- Job -
Find the word "которые" in the records below. List each line containing it.
** Start **
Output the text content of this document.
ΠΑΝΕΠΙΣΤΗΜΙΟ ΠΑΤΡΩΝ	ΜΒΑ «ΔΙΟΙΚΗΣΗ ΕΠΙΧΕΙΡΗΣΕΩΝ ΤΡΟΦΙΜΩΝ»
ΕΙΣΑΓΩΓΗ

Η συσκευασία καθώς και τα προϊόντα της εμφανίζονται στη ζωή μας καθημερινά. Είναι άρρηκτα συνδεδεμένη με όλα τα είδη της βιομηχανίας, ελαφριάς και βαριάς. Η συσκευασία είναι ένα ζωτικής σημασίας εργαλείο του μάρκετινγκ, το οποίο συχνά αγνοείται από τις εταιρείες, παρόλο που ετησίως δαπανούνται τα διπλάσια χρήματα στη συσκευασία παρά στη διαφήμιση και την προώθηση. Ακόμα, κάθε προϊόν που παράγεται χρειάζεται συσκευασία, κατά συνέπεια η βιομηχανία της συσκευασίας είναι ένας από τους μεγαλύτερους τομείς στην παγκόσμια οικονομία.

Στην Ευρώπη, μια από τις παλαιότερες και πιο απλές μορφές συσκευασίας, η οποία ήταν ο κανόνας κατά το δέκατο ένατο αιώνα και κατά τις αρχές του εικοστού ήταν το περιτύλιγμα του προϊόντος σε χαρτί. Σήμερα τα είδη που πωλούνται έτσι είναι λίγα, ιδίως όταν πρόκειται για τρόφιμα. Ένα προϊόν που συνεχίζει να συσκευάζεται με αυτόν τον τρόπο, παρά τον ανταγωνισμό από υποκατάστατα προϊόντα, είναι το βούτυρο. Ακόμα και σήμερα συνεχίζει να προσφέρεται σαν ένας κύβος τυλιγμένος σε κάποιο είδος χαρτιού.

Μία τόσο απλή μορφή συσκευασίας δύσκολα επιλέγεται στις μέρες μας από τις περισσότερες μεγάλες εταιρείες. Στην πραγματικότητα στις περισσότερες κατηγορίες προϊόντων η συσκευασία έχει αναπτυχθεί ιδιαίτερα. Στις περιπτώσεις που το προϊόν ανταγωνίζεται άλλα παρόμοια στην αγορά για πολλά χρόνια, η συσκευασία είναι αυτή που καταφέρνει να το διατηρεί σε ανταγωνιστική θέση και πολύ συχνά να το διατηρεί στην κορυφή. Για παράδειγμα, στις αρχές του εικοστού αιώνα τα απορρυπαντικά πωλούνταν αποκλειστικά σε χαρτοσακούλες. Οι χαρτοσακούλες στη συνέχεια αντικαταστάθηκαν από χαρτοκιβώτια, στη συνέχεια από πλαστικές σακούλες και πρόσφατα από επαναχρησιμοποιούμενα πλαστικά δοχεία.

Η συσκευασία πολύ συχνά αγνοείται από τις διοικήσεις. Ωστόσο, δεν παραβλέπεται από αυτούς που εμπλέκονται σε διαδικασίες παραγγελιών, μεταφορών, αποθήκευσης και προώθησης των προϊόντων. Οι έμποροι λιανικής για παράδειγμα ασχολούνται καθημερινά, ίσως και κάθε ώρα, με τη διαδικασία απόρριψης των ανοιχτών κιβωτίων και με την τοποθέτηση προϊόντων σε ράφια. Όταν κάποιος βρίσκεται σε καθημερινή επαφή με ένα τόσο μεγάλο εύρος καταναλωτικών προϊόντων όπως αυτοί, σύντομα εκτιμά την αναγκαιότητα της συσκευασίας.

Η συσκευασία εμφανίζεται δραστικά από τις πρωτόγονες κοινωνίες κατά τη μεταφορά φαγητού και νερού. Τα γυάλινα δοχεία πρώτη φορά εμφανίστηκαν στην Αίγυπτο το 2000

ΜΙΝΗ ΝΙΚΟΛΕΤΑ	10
** End **
** Start **
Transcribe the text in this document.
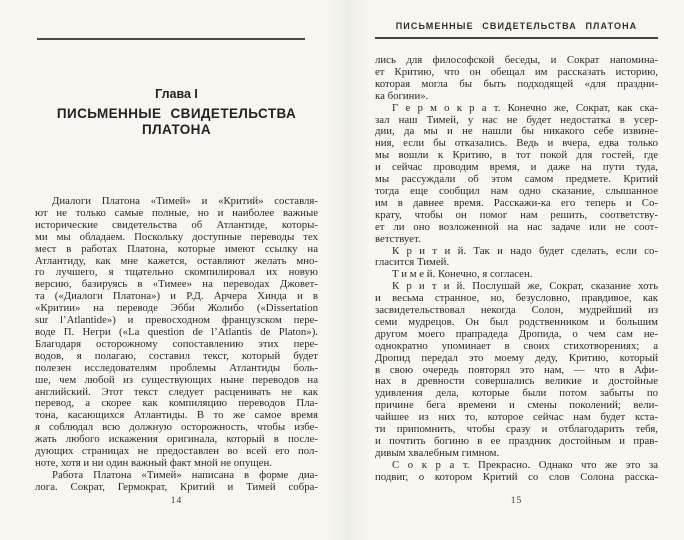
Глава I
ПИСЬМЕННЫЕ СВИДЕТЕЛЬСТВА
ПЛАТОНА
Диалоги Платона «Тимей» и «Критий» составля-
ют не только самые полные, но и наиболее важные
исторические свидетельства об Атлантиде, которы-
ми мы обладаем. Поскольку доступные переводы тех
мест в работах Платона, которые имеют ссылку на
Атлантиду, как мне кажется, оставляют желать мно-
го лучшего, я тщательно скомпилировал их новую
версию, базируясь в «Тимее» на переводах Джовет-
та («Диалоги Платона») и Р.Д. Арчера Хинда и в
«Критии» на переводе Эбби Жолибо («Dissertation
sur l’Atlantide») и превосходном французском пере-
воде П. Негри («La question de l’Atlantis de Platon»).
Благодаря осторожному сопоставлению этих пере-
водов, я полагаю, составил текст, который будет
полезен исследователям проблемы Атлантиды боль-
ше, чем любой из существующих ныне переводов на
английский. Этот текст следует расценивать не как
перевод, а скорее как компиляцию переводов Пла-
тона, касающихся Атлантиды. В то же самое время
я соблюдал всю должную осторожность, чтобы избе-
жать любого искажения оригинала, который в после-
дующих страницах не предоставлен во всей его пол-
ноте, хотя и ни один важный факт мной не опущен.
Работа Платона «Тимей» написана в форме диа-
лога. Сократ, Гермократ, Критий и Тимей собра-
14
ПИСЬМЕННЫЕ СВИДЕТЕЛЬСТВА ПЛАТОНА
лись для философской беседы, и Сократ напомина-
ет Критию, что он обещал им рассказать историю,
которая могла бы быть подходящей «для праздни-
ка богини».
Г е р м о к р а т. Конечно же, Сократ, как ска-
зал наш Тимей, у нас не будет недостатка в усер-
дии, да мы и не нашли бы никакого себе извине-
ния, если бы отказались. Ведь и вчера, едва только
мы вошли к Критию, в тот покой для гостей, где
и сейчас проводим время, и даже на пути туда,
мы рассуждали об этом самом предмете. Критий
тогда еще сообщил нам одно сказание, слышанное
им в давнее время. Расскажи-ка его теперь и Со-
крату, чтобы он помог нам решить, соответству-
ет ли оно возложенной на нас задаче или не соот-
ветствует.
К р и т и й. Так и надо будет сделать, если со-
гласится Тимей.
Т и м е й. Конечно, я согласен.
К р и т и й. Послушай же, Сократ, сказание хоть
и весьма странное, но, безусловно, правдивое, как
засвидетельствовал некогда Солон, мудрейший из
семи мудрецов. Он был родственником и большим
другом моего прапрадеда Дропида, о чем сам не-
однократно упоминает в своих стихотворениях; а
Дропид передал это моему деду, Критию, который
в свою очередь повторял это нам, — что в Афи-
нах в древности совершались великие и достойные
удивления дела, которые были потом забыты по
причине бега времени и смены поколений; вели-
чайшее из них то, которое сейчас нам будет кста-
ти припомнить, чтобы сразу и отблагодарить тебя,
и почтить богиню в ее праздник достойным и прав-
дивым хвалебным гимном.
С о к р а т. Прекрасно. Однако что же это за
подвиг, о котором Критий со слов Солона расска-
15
** End **
- Result for this task -
мест в работах Платона, которые имеют ссылку на
удивления дела, которые были потом забыты по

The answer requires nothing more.